**GIVEN TASK**:
Locate all lines with the word "způsobem". Copy them.

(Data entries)
>>>

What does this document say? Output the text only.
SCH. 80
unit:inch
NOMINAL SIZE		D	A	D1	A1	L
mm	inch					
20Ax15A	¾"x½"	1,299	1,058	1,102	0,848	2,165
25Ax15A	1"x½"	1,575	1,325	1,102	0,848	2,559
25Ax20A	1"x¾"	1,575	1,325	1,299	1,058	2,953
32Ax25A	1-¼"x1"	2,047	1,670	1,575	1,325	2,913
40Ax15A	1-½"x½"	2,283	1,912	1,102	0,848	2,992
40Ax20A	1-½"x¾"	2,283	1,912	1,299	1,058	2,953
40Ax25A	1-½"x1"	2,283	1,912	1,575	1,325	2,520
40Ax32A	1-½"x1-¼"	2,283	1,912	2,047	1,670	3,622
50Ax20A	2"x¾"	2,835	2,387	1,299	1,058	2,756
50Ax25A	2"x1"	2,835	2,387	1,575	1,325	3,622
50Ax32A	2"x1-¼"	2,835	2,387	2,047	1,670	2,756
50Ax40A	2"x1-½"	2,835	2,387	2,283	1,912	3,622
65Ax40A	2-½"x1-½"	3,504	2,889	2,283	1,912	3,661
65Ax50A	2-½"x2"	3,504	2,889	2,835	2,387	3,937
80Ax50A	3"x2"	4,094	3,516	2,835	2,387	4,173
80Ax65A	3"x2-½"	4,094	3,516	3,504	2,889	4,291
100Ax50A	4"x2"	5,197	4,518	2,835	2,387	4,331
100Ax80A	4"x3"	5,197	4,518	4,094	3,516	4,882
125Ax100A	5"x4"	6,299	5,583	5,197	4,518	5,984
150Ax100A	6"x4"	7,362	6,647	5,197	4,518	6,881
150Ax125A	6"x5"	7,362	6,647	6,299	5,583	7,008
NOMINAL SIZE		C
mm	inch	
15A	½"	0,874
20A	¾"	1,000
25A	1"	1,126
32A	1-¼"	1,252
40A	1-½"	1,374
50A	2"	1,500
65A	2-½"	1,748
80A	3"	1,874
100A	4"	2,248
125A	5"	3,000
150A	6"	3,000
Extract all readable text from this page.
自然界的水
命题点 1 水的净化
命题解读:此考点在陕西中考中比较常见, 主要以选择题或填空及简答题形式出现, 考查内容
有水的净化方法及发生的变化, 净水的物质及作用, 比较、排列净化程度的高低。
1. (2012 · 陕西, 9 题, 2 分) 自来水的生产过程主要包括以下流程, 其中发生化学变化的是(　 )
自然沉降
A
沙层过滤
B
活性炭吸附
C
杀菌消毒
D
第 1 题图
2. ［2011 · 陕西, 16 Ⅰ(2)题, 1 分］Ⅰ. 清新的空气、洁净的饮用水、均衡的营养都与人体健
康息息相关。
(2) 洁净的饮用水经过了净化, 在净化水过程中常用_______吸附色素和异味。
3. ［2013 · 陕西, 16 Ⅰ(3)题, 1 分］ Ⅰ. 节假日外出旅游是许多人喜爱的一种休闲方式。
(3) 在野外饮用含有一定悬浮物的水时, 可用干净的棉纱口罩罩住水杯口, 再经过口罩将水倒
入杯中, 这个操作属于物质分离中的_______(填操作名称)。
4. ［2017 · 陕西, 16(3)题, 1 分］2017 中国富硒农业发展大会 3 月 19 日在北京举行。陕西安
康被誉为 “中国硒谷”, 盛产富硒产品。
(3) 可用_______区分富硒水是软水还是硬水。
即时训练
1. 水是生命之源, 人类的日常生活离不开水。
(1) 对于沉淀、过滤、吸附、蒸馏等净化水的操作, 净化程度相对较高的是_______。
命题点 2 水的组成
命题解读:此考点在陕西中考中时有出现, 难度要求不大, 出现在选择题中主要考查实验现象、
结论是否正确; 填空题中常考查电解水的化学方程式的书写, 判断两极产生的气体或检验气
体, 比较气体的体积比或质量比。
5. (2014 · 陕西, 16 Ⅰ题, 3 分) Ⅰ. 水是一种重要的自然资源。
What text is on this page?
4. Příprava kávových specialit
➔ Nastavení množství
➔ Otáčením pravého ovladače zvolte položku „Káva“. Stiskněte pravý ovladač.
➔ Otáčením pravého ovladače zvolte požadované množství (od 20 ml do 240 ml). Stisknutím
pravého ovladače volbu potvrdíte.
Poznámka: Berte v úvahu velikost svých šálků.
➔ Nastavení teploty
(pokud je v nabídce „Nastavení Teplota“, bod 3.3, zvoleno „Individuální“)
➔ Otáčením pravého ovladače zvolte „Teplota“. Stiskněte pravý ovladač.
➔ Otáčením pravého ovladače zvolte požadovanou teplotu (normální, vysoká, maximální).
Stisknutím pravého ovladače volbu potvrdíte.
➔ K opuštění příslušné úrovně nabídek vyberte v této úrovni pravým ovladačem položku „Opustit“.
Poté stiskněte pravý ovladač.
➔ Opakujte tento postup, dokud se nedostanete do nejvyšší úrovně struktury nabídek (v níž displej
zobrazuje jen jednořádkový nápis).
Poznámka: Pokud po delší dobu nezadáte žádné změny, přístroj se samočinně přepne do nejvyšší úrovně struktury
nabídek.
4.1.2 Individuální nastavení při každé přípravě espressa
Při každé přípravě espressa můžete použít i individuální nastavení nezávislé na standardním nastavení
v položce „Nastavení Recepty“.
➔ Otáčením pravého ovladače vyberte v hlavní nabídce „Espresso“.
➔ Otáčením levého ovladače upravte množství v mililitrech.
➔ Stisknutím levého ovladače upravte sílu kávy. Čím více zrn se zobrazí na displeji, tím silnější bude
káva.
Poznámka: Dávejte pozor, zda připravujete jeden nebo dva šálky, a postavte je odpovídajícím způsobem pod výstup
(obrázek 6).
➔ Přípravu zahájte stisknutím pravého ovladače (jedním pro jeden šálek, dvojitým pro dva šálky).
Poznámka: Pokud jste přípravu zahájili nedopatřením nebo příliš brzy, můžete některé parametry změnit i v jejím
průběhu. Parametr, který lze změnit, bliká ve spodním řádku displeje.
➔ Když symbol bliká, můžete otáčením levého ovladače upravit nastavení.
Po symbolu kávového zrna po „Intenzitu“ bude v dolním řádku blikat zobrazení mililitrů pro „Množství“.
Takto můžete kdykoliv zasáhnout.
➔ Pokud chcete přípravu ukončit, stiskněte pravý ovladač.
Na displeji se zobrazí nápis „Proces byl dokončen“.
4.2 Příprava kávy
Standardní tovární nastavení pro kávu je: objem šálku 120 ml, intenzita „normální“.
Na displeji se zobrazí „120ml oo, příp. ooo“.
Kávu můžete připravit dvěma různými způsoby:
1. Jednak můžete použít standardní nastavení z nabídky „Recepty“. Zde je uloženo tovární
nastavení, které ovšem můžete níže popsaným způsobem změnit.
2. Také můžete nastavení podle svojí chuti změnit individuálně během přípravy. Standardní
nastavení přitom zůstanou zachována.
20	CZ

<<<

**SOLUTION**:
Poznámka: Dávejte pozor, zda připravujete jeden nebo dva šálky, a postavte je odpovídajícím způsobem pod výstup
nastavení, které ovšem můžete níže popsaným způsobem změnit.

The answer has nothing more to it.